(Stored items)

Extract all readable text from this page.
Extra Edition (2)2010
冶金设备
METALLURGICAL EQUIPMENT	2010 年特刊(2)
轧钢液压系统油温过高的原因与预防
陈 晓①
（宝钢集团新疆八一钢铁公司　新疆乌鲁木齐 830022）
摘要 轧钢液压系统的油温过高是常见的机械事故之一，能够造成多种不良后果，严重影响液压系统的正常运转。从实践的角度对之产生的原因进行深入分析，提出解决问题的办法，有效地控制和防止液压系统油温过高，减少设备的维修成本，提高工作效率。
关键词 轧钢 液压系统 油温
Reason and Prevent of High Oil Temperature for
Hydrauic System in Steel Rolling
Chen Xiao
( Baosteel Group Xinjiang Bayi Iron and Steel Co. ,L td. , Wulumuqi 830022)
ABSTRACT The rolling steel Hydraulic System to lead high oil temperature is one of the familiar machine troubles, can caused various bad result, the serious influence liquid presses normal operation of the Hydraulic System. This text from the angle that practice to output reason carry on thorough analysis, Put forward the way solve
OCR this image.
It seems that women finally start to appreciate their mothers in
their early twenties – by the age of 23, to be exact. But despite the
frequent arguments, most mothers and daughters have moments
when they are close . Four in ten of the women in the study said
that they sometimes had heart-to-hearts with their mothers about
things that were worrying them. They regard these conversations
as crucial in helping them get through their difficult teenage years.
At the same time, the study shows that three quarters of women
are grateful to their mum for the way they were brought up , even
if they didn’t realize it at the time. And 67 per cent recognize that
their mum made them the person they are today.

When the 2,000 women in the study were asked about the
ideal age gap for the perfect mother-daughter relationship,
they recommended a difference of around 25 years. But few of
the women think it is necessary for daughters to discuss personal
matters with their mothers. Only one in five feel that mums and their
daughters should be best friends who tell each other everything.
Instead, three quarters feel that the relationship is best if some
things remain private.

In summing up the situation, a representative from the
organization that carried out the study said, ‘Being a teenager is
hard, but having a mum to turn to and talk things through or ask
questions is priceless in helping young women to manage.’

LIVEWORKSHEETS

Work to be completed -> Write out every line of the data that holds the word "helping".

The solution ->
as crucial in helping them get through their difficult teenage years.
questions is priceless in helping young women to manage.’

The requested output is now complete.